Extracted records
::::

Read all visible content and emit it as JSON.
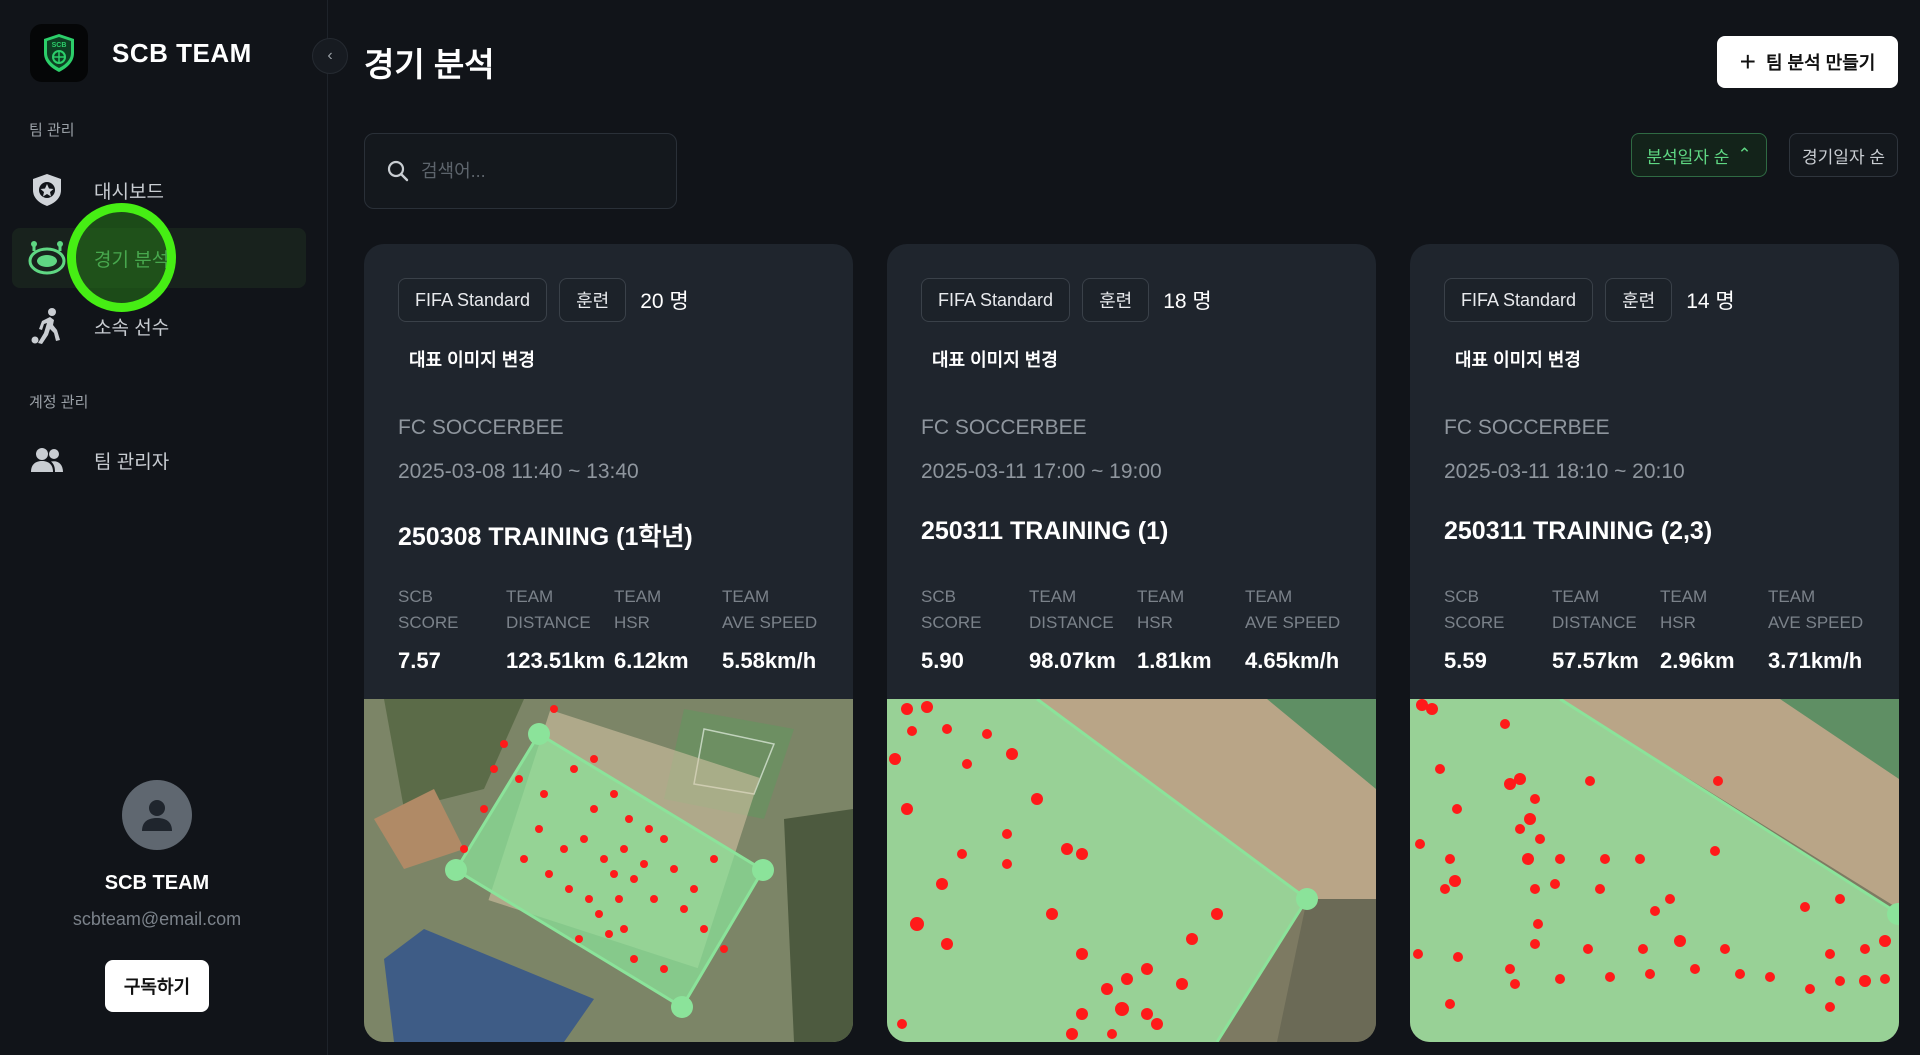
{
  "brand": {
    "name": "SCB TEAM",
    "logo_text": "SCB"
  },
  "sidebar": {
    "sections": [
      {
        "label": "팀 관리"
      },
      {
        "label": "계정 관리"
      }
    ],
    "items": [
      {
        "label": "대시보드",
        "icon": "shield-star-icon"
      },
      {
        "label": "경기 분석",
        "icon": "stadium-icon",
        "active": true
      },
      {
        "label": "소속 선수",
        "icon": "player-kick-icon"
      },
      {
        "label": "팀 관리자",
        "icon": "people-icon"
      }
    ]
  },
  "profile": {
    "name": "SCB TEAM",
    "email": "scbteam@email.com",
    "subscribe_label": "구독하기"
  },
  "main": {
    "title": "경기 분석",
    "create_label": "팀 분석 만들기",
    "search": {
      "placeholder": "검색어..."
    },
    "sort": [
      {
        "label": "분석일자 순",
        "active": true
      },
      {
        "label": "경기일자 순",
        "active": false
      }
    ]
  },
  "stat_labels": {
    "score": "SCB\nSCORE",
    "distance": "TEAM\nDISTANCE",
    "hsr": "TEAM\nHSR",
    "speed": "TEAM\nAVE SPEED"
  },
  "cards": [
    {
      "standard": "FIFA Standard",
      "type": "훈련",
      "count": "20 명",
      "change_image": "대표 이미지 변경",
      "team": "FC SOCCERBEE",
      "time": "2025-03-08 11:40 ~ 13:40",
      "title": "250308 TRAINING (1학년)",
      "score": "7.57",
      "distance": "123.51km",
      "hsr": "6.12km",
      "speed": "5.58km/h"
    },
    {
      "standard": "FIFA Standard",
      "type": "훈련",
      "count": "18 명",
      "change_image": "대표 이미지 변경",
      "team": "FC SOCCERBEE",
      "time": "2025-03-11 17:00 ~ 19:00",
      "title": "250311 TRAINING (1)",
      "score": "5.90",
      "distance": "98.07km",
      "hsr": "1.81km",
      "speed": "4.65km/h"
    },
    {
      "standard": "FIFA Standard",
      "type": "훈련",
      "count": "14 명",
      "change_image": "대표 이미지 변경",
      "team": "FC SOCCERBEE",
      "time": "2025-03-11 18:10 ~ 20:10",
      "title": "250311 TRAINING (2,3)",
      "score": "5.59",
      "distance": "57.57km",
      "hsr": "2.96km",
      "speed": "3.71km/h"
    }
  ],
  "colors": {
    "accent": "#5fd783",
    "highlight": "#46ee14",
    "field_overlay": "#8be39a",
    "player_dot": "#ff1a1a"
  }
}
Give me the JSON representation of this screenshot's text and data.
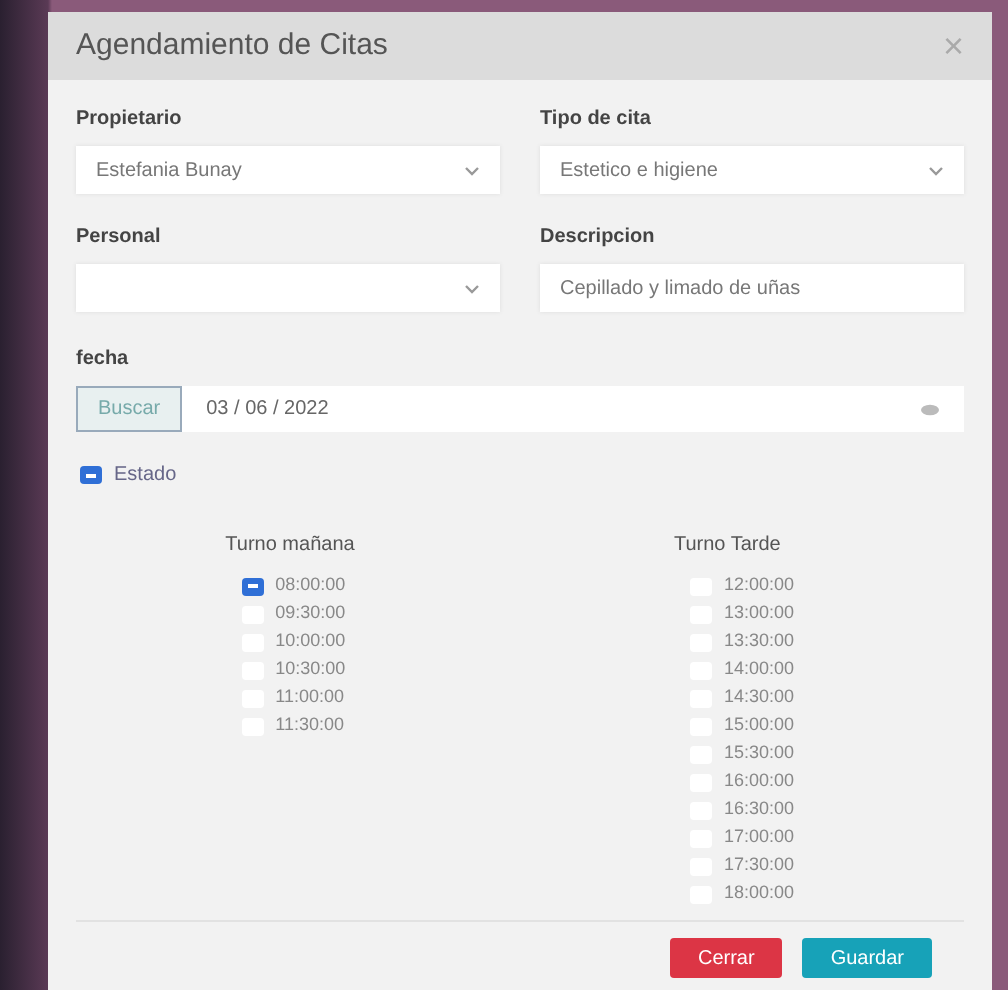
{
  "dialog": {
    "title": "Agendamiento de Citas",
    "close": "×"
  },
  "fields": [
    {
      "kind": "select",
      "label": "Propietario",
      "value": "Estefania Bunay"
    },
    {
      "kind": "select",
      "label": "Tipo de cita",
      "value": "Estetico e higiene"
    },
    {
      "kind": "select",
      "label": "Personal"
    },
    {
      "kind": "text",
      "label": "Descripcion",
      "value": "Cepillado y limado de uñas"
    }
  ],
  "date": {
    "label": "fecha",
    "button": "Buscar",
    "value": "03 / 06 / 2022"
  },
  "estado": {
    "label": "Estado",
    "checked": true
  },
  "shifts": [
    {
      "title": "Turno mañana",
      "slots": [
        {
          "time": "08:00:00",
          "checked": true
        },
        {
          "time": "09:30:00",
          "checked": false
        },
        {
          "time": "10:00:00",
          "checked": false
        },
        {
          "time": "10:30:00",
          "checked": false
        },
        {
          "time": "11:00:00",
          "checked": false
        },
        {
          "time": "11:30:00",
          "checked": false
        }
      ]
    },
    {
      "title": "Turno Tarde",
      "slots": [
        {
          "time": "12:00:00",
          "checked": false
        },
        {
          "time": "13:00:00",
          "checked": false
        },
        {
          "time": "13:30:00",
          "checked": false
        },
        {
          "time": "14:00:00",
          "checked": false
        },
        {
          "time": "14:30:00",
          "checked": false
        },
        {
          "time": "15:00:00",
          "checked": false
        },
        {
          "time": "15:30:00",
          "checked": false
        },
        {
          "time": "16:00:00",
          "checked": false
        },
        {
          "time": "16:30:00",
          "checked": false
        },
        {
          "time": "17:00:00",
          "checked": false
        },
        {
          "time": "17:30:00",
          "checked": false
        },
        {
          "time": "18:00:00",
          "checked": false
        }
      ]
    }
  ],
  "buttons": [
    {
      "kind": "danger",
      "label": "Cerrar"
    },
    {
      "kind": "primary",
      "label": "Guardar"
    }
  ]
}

::::

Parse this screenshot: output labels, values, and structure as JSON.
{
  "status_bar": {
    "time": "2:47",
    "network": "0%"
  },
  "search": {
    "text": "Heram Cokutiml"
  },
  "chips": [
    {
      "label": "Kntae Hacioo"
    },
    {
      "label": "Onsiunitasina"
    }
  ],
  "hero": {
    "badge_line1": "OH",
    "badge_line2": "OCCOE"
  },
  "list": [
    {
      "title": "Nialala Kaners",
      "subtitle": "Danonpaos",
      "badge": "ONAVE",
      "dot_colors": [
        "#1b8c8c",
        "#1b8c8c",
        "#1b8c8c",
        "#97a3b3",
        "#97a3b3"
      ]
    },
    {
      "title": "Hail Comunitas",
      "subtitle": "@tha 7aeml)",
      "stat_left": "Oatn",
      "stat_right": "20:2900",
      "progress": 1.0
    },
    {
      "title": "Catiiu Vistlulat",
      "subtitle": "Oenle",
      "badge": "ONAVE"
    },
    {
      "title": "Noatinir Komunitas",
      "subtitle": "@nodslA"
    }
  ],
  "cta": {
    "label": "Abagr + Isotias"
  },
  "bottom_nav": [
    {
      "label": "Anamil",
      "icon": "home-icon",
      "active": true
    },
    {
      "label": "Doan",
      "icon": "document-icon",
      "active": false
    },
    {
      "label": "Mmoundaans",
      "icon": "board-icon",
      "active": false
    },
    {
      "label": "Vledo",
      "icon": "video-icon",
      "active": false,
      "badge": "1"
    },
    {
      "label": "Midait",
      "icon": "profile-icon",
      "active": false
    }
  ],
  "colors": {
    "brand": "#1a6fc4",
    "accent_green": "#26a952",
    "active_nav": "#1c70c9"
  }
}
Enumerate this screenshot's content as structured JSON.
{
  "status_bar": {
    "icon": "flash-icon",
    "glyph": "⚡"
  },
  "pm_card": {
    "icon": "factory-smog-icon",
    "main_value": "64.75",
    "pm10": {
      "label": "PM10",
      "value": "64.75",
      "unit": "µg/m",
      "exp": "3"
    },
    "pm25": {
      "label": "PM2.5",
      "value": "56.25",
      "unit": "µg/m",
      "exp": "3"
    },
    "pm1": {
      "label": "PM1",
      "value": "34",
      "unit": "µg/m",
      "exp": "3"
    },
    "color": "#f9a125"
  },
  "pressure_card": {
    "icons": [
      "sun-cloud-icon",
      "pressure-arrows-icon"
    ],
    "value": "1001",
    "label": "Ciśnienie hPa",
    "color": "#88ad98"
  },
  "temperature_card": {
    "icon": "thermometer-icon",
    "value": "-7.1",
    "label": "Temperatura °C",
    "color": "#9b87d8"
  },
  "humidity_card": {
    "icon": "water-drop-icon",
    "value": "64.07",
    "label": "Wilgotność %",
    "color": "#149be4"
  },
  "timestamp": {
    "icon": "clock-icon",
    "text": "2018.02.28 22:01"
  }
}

::::

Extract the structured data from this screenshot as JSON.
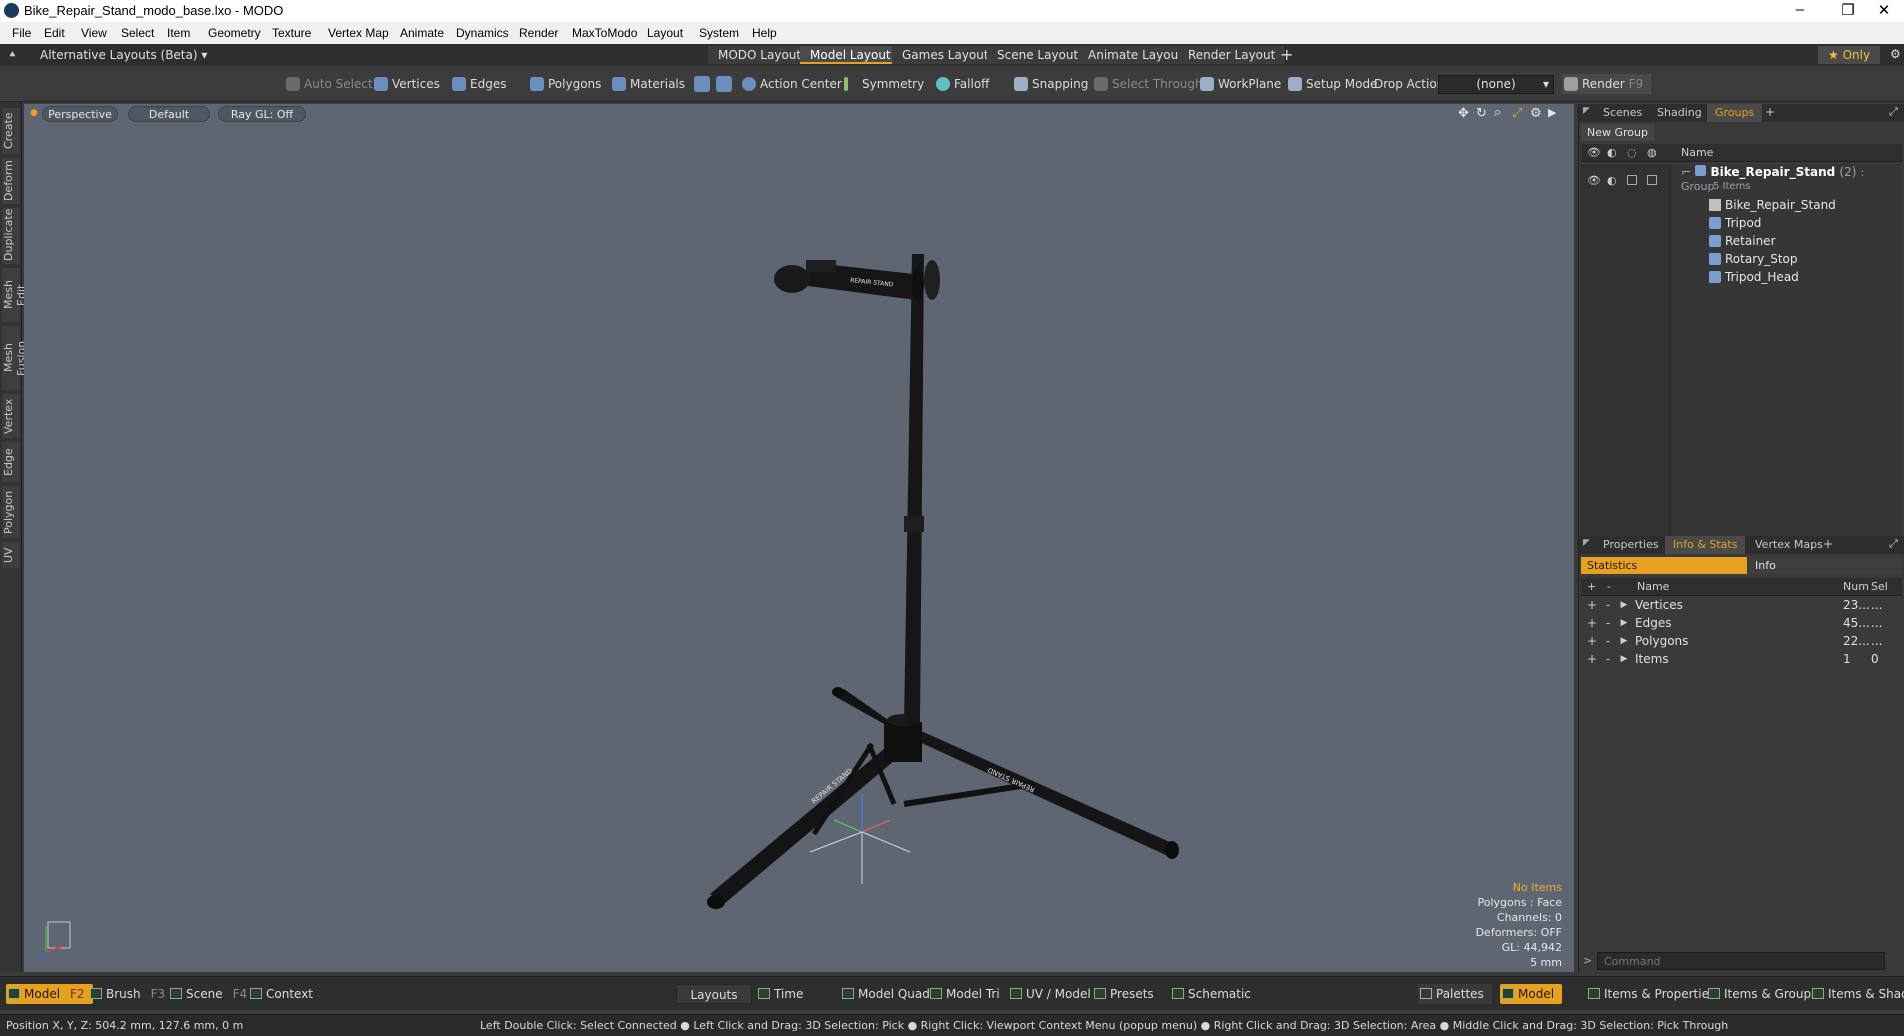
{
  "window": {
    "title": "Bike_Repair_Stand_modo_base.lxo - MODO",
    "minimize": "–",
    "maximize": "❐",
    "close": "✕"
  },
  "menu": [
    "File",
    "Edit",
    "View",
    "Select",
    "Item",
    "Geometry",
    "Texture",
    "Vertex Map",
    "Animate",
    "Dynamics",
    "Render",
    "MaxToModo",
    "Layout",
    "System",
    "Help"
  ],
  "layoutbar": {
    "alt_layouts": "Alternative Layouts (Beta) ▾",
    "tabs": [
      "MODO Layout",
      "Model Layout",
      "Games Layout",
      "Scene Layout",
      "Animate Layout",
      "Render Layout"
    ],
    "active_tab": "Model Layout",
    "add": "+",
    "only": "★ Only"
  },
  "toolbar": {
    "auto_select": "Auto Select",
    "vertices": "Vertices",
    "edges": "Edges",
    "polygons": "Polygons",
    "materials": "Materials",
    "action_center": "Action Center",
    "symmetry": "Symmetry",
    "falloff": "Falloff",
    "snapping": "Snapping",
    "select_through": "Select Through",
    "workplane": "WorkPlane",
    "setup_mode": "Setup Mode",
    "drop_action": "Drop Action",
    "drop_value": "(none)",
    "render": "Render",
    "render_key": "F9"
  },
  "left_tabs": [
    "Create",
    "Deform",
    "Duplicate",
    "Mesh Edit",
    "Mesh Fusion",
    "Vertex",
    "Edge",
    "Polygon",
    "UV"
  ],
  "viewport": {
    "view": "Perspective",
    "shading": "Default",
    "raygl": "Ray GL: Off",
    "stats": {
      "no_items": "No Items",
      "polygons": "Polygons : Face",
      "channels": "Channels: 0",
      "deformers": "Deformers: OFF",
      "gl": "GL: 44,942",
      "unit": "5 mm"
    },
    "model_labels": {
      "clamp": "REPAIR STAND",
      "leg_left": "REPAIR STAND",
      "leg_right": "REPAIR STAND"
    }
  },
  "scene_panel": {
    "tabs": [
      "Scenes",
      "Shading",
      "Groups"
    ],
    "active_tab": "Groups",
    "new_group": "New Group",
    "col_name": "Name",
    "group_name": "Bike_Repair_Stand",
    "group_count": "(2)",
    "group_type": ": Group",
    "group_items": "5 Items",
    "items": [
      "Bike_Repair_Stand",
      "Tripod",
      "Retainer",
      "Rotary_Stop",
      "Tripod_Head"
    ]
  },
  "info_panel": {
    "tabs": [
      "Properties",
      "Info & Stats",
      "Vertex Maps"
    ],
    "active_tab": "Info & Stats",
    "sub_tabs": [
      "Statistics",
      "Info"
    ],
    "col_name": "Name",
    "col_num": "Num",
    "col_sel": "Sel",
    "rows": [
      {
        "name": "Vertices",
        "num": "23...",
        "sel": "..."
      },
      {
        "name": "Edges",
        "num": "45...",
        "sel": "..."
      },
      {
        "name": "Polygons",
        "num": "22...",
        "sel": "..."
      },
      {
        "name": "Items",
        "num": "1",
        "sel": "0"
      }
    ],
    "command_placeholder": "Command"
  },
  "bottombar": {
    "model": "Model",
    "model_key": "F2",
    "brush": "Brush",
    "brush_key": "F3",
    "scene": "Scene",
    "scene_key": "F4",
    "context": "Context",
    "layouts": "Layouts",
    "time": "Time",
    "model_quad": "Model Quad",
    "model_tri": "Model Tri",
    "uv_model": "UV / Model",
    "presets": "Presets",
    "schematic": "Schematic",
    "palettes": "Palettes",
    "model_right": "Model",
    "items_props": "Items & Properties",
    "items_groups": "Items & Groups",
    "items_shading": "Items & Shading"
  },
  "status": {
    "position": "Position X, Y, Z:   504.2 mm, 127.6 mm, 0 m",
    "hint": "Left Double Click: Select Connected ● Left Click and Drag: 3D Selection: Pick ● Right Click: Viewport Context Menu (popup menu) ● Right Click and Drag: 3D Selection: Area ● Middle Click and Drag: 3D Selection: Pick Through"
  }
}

::::

> _The exercise_
Scan the material line by line and report each one that contains "distance".

> _Task answer_
    "distance": "TEAM\nDISTANCE",
      "distance": "123.51km",
      "distance": "98.07km",
      "distance": "57.57km",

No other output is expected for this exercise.